>> start EXERCISE MATERIAL
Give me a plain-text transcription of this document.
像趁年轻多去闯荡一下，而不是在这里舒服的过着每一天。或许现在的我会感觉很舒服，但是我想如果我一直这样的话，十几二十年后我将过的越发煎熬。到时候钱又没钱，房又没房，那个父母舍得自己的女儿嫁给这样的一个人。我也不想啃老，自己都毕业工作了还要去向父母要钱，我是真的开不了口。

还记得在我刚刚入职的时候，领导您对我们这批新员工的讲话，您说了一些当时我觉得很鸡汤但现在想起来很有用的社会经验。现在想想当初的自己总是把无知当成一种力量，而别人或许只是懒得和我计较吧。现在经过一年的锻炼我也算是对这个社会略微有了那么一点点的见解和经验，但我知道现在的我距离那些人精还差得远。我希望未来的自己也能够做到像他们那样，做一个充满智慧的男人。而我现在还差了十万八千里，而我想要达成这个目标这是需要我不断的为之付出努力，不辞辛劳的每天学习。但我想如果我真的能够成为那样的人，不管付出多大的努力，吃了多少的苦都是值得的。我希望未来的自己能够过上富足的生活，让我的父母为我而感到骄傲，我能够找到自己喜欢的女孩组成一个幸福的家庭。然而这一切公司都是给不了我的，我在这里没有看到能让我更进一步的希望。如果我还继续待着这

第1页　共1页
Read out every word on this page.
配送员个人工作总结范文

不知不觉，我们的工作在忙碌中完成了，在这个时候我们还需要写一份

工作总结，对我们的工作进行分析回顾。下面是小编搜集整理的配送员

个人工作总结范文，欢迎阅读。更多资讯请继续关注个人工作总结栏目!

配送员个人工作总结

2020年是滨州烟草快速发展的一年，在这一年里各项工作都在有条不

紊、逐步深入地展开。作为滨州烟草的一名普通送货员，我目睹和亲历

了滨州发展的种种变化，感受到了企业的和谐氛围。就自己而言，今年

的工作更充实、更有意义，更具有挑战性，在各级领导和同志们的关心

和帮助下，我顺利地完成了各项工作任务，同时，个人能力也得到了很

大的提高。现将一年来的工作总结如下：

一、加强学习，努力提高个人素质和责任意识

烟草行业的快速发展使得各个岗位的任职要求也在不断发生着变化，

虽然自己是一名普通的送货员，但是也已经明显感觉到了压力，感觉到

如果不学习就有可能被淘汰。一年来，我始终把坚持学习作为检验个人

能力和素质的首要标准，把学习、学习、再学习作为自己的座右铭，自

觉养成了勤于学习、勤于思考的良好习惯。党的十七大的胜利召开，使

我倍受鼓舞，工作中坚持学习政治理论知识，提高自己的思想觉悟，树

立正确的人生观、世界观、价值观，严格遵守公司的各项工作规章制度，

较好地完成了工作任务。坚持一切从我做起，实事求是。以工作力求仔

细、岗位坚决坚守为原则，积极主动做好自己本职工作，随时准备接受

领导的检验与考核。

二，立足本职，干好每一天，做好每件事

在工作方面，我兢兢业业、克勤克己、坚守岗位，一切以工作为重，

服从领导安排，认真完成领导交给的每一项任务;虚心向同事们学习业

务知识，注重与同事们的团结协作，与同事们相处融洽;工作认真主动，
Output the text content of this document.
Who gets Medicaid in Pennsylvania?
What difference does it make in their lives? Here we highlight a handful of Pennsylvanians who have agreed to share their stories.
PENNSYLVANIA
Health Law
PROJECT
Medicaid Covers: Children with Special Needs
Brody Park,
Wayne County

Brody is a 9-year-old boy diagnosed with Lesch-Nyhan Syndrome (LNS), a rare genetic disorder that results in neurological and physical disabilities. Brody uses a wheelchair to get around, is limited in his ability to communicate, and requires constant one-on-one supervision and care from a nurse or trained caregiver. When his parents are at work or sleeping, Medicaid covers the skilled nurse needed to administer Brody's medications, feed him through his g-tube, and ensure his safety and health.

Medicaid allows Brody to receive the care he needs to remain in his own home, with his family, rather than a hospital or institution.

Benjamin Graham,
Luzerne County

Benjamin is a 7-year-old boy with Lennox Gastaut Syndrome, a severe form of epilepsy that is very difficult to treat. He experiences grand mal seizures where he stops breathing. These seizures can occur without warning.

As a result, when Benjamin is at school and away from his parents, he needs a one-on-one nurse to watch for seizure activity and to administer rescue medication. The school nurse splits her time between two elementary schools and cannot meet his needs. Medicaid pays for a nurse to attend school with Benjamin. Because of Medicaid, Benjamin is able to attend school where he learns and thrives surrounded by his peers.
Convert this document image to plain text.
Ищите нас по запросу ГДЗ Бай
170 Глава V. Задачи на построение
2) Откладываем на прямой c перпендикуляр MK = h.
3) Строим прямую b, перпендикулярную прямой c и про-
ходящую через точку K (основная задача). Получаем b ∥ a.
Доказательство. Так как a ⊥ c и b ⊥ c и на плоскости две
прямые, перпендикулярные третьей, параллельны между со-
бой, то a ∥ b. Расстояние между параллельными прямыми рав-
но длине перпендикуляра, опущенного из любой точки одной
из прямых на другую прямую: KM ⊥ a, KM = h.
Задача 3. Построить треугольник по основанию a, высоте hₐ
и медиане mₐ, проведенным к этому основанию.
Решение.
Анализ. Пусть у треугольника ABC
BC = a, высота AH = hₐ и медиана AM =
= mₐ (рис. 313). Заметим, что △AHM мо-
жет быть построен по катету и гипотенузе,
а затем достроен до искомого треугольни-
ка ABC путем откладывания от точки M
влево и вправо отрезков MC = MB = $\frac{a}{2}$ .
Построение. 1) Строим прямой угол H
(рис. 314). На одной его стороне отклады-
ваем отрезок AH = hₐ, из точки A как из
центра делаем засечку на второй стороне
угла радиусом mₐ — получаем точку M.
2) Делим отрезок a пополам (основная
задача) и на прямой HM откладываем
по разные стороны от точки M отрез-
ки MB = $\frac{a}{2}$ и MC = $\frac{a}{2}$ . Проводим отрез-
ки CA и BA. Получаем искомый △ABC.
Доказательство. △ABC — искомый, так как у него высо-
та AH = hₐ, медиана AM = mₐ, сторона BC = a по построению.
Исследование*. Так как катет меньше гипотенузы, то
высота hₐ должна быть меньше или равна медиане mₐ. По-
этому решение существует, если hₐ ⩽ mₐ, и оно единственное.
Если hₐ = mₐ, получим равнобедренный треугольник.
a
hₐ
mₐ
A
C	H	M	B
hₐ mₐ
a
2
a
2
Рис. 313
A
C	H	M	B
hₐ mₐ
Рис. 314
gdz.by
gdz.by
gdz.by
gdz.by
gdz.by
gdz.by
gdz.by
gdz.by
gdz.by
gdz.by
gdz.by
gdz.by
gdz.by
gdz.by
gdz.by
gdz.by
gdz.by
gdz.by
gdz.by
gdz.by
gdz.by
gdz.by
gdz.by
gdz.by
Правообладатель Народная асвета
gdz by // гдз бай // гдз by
>> end EXERCISE MATERIAL
» **GOAL**: Every line above should be retyped exactly as given.

» **WRITTEN SOLUTION**:
Give me a plain-text transcription of this document.
像趁年轻多去闯荡一下，而不是在这里舒服的过着每一天。或许现在的我会感觉很舒服，但是我想如果我一直这样的话，十几二十年后我将过的越发煎熬。到时候钱又没钱，房又没房，那个父母舍得自己的女儿嫁给这样的一个人。我也不想啃老，自己都毕业工作了还要去向父母要钱，我是真的开不了口。

还记得在我刚刚入职的时候，领导您对我们这批新员工的讲话，您说了一些当时我觉得很鸡汤但现在想起来很有用的社会经验。现在想想当初的自己总是把无知当成一种力量，而别人或许只是懒得和我计较吧。现在经过一年的锻炼我也算是对这个社会略微有了那么一点点的见解和经验，但我知道现在的我距离那些人精还差得远。我希望未来的自己也能够做到像他们那样，做一个充满智慧的男人。而我现在还差了十万八千里，而我想要达成这个目标这是需要我不断的为之付出努力，不辞辛劳的每天学习。但我想如果我真的能够成为那样的人，不管付出多大的努力，吃了多少的苦都是值得的。我希望未来的自己能够过上富足的生活，让我的父母为我而感到骄傲，我能够找到自己喜欢的女孩组成一个幸福的家庭。然而这一切公司都是给不了我的，我在这里没有看到能让我更进一步的希望。如果我还继续待着这

第1页　共1页
Read out every word on this page.
配送员个人工作总结范文

不知不觉，我们的工作在忙碌中完成了，在这个时候我们还需要写一份

工作总结，对我们的工作进行分析回顾。下面是小编搜集整理的配送员

个人工作总结范文，欢迎阅读。更多资讯请继续关注个人工作总结栏目!

配送员个人工作总结

2020年是滨州烟草快速发展的一年，在这一年里各项工作都在有条不

紊、逐步深入地展开。作为滨州烟草的一名普通送货员，我目睹和亲历

了滨州发展的种种变化，感受到了企业的和谐氛围。就自己而言，今年

的工作更充实、更有意义，更具有挑战性，在各级领导和同志们的关心

和帮助下，我顺利地完成了各项工作任务，同时，个人能力也得到了很

大的提高。现将一年来的工作总结如下：

一、加强学习，努力提高个人素质和责任意识

烟草行业的快速发展使得各个岗位的任职要求也在不断发生着变化，

虽然自己是一名普通的送货员，但是也已经明显感觉到了压力，感觉到

如果不学习就有可能被淘汰。一年来，我始终把坚持学习作为检验个人

能力和素质的首要标准，把学习、学习、再学习作为自己的座右铭，自

觉养成了勤于学习、勤于思考的良好习惯。党的十七大的胜利召开，使

我倍受鼓舞，工作中坚持学习政治理论知识，提高自己的思想觉悟，树

立正确的人生观、世界观、价值观，严格遵守公司的各项工作规章制度，

较好地完成了工作任务。坚持一切从我做起，实事求是。以工作力求仔

细、岗位坚决坚守为原则，积极主动做好自己本职工作，随时准备接受

领导的检验与考核。

二，立足本职，干好每一天，做好每件事

在工作方面，我兢兢业业、克勤克己、坚守岗位，一切以工作为重，

服从领导安排，认真完成领导交给的每一项任务;虚心向同事们学习业

务知识，注重与同事们的团结协作，与同事们相处融洽;工作认真主动，
Output the text content of this document.
Who gets Medicaid in Pennsylvania?
What difference does it make in their lives? Here we highlight a handful of Pennsylvanians who have agreed to share their stories.
PENNSYLVANIA
Health Law
PROJECT
Medicaid Covers: Children with Special Needs
Brody Park,
Wayne County

Brody is a 9-year-old boy diagnosed with Lesch-Nyhan Syndrome (LNS), a rare genetic disorder that results in neurological and physical disabilities. Brody uses a wheelchair to get around, is limited in his ability to communicate, and requires constant one-on-one supervision and care from a nurse or trained caregiver. When his parents are at work or sleeping, Medicaid covers the skilled nurse needed to administer Brody's medications, feed him through his g-tube, and ensure his safety and health.

Medicaid allows Brody to receive the care he needs to remain in his own home, with his family, rather than a hospital or institution.

Benjamin Graham,
Luzerne County

Benjamin is a 7-year-old boy with Lennox Gastaut Syndrome, a severe form of epilepsy that is very difficult to treat. He experiences grand mal seizures where he stops breathing. These seizures can occur without warning.

As a result, when Benjamin is at school and away from his parents, he needs a one-on-one nurse to watch for seizure activity and to administer rescue medication. The school nurse splits her time between two elementary schools and cannot meet his needs. Medicaid pays for a nurse to attend school with Benjamin. Because of Medicaid, Benjamin is able to attend school where he learns and thrives surrounded by his peers.
Convert this document image to plain text.
Ищите нас по запросу ГДЗ Бай
170 Глава V. Задачи на построение
2) Откладываем на прямой c перпендикуляр MK = h.
3) Строим прямую b, перпендикулярную прямой c и про-
ходящую через точку K (основная задача). Получаем b ∥ a.
Доказательство. Так как a ⊥ c и b ⊥ c и на плоскости две
прямые, перпендикулярные третьей, параллельны между со-
бой, то a ∥ b. Расстояние между параллельными прямыми рав-
но длине перпендикуляра, опущенного из любой точки одной
из прямых на другую прямую: KM ⊥ a, KM = h.
Задача 3. Построить треугольник по основанию a, высоте hₐ
и медиане mₐ, проведенным к этому основанию.
Решение.
Анализ. Пусть у треугольника ABC
BC = a, высота AH = hₐ и медиана AM =
= mₐ (рис. 313). Заметим, что △AHM мо-
жет быть построен по катету и гипотенузе,
а затем достроен до искомого треугольни-
ка ABC путем откладывания от точки M
влево и вправо отрезков MC = MB = $\frac{a}{2}$ .
Построение. 1) Строим прямой угол H
(рис. 314). На одной его стороне отклады-
ваем отрезок AH = hₐ, из точки A как из
центра делаем засечку на второй стороне
угла радиусом mₐ — получаем точку M.
2) Делим отрезок a пополам (основная
задача) и на прямой HM откладываем
по разные стороны от точки M отрез-
ки MB = $\frac{a}{2}$ и MC = $\frac{a}{2}$ . Проводим отрез-
ки CA и BA. Получаем искомый △ABC.
Доказательство. △ABC — искомый, так как у него высо-
та AH = hₐ, медиана AM = mₐ, сторона BC = a по построению.
Исследование*. Так как катет меньше гипотенузы, то
высота hₐ должна быть меньше или равна медиане mₐ. По-
этому решение существует, если hₐ ⩽ mₐ, и оно единственное.
Если hₐ = mₐ, получим равнобедренный треугольник.
a
hₐ
mₐ
A
C	H	M	B
hₐ mₐ
a
2
a
2
Рис. 313
A
C	H	M	B
hₐ mₐ
Рис. 314
gdz.by
gdz.by
gdz.by
gdz.by
gdz.by
gdz.by
gdz.by
gdz.by
gdz.by
gdz.by
gdz.by
gdz.by
gdz.by
gdz.by
gdz.by
gdz.by
gdz.by
gdz.by
gdz.by
gdz.by
gdz.by
gdz.by
gdz.by
gdz.by
Правообладатель Народная асвета
gdz by // гдз бай // гдз by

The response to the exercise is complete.